§ **What this task involves**
Give the data a second time, exactly and in full.

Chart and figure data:

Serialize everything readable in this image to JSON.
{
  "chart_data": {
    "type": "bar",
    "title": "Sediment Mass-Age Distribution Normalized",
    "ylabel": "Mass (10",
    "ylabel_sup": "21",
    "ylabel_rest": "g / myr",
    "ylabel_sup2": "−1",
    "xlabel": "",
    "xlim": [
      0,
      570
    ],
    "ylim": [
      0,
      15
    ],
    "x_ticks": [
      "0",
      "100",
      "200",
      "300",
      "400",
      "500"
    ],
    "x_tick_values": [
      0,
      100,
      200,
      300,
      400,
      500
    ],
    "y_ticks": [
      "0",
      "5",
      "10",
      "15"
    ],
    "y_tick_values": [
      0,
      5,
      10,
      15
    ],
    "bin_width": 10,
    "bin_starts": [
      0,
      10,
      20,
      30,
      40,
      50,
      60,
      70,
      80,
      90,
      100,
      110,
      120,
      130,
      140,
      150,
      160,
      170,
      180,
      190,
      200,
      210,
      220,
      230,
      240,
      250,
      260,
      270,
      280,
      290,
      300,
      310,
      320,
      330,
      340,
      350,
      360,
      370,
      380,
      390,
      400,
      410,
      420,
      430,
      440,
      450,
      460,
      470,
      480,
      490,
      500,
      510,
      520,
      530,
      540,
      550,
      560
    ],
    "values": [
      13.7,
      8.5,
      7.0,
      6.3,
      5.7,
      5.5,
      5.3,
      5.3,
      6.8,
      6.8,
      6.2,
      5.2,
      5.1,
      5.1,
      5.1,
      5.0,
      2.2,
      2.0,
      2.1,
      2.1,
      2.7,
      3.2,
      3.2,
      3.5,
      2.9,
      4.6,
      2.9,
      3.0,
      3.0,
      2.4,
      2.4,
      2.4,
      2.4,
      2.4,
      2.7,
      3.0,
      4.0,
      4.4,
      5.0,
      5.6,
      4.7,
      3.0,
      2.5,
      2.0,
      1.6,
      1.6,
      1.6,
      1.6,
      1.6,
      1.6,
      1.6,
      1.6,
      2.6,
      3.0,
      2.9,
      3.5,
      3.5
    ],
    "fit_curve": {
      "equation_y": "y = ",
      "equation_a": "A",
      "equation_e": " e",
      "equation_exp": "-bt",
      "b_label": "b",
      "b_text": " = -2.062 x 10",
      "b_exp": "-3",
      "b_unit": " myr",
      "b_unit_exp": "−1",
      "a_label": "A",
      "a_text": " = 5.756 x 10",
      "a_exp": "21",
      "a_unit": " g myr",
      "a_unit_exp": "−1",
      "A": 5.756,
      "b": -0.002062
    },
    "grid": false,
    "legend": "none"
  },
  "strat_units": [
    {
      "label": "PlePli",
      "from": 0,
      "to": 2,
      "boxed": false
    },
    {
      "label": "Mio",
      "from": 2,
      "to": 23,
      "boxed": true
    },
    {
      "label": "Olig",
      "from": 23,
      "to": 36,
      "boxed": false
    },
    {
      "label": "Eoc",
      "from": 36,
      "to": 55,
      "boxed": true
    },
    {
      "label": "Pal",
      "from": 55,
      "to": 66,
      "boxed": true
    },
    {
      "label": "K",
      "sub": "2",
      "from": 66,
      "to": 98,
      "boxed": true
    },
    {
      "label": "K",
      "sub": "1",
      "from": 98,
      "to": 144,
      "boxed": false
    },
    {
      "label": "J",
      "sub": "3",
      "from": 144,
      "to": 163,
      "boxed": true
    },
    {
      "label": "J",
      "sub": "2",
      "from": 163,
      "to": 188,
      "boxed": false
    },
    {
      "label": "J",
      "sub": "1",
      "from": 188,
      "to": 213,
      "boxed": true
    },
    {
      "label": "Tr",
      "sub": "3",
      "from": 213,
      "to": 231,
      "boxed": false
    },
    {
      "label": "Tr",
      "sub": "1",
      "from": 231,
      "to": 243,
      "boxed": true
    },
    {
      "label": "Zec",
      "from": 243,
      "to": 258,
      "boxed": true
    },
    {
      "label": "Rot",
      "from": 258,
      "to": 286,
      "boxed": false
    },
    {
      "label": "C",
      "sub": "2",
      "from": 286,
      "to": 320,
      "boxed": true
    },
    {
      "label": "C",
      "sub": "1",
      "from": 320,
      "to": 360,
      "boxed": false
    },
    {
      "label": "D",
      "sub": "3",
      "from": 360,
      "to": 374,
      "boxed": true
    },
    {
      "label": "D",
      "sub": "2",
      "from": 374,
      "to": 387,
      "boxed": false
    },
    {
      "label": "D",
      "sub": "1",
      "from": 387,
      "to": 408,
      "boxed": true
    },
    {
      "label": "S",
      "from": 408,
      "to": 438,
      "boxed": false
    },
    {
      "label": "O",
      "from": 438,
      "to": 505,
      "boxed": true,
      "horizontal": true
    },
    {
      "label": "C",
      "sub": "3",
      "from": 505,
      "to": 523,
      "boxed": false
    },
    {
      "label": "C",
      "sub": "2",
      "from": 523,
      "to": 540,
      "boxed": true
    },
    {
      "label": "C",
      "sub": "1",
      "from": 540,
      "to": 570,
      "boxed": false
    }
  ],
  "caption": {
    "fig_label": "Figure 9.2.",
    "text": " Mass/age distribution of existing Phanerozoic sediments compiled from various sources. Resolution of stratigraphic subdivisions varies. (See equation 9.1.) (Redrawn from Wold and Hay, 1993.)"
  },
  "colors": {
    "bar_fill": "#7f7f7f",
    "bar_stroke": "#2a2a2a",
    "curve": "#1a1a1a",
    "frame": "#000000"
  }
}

§ **Solution to this problem**
Serialize everything readable in this image to JSON.
{
  "chart_data": {
    "type": "bar",
    "title": "Sediment Mass-Age Distribution Normalized",
    "ylabel": "Mass (10",
    "ylabel_sup": "21",
    "ylabel_rest": "g / myr",
    "ylabel_sup2": "−1",
    "xlabel": "",
    "xlim": [
      0,
      570
    ],
    "ylim": [
      0,
      15
    ],
    "x_ticks": [
      "0",
      "100",
      "200",
      "300",
      "400",
      "500"
    ],
    "x_tick_values": [
      0,
      100,
      200,
      300,
      400,
      500
    ],
    "y_ticks": [
      "0",
      "5",
      "10",
      "15"
    ],
    "y_tick_values": [
      0,
      5,
      10,
      15
    ],
    "bin_width": 10,
    "bin_starts": [
      0,
      10,
      20,
      30,
      40,
      50,
      60,
      70,
      80,
      90,
      100,
      110,
      120,
      130,
      140,
      150,
      160,
      170,
      180,
      190,
      200,
      210,
      220,
      230,
      240,
      250,
      260,
      270,
      280,
      290,
      300,
      310,
      320,
      330,
      340,
      350,
      360,
      370,
      380,
      390,
      400,
      410,
      420,
      430,
      440,
      450,
      460,
      470,
      480,
      490,
      500,
      510,
      520,
      530,
      540,
      550,
      560
    ],
    "values": [
      13.7,
      8.5,
      7.0,
      6.3,
      5.7,
      5.5,
      5.3,
      5.3,
      6.8,
      6.8,
      6.2,
      5.2,
      5.1,
      5.1,
      5.1,
      5.0,
      2.2,
      2.0,
      2.1,
      2.1,
      2.7,
      3.2,
      3.2,
      3.5,
      2.9,
      4.6,
      2.9,
      3.0,
      3.0,
      2.4,
      2.4,
      2.4,
      2.4,
      2.4,
      2.7,
      3.0,
      4.0,
      4.4,
      5.0,
      5.6,
      4.7,
      3.0,
      2.5,
      2.0,
      1.6,
      1.6,
      1.6,
      1.6,
      1.6,
      1.6,
      1.6,
      1.6,
      2.6,
      3.0,
      2.9,
      3.5,
      3.5
    ],
    "fit_curve": {
      "equation_y": "y = ",
      "equation_a": "A",
      "equation_e": " e",
      "equation_exp": "-bt",
      "b_label": "b",
      "b_text": " = -2.062 x 10",
      "b_exp": "-3",
      "b_unit": " myr",
      "b_unit_exp": "−1",
      "a_label": "A",
      "a_text": " = 5.756 x 10",
      "a_exp": "21",
      "a_unit": " g myr",
      "a_unit_exp": "−1",
      "A": 5.756,
      "b": -0.002062
    },
    "grid": false,
    "legend": "none"
  },
  "strat_units": [
    {
      "label": "PlePli",
      "from": 0,
      "to": 2,
      "boxed": false
    },
    {
      "label": "Mio",
      "from": 2,
      "to": 23,
      "boxed": true
    },
    {
      "label": "Olig",
      "from": 23,
      "to": 36,
      "boxed": false
    },
    {
      "label": "Eoc",
      "from": 36,
      "to": 55,
      "boxed": true
    },
    {
      "label": "Pal",
      "from": 55,
      "to": 66,
      "boxed": true
    },
    {
      "label": "K",
      "sub": "2",
      "from": 66,
      "to": 98,
      "boxed": true
    },
    {
      "label": "K",
      "sub": "1",
      "from": 98,
      "to": 144,
      "boxed": false
    },
    {
      "label": "J",
      "sub": "3",
      "from": 144,
      "to": 163,
      "boxed": true
    },
    {
      "label": "J",
      "sub": "2",
      "from": 163,
      "to": 188,
      "boxed": false
    },
    {
      "label": "J",
      "sub": "1",
      "from": 188,
      "to": 213,
      "boxed": true
    },
    {
      "label": "Tr",
      "sub": "3",
      "from": 213,
      "to": 231,
      "boxed": false
    },
    {
      "label": "Tr",
      "sub": "1",
      "from": 231,
      "to": 243,
      "boxed": true
    },
    {
      "label": "Zec",
      "from": 243,
      "to": 258,
      "boxed": true
    },
    {
      "label": "Rot",
      "from": 258,
      "to": 286,
      "boxed": false
    },
    {
      "label": "C",
      "sub": "2",
      "from": 286,
      "to": 320,
      "boxed": true
    },
    {
      "label": "C",
      "sub": "1",
      "from": 320,
      "to": 360,
      "boxed": false
    },
    {
      "label": "D",
      "sub": "3",
      "from": 360,
      "to": 374,
      "boxed": true
    },
    {
      "label": "D",
      "sub": "2",
      "from": 374,
      "to": 387,
      "boxed": false
    },
    {
      "label": "D",
      "sub": "1",
      "from": 387,
      "to": 408,
      "boxed": true
    },
    {
      "label": "S",
      "from": 408,
      "to": 438,
      "boxed": false
    },
    {
      "label": "O",
      "from": 438,
      "to": 505,
      "boxed": true,
      "horizontal": true
    },
    {
      "label": "C",
      "sub": "3",
      "from": 505,
      "to": 523,
      "boxed": false
    },
    {
      "label": "C",
      "sub": "2",
      "from": 523,
      "to": 540,
      "boxed": true
    },
    {
      "label": "C",
      "sub": "1",
      "from": 540,
      "to": 570,
      "boxed": false
    }
  ],
  "caption": {
    "fig_label": "Figure 9.2.",
    "text": " Mass/age distribution of existing Phanerozoic sediments compiled from various sources. Resolution of stratigraphic subdivisions varies. (See equation 9.1.) (Redrawn from Wold and Hay, 1993.)"
  },
  "colors": {
    "bar_fill": "#7f7f7f",
    "bar_stroke": "#2a2a2a",
    "curve": "#1a1a1a",
    "frame": "#000000"
  }
}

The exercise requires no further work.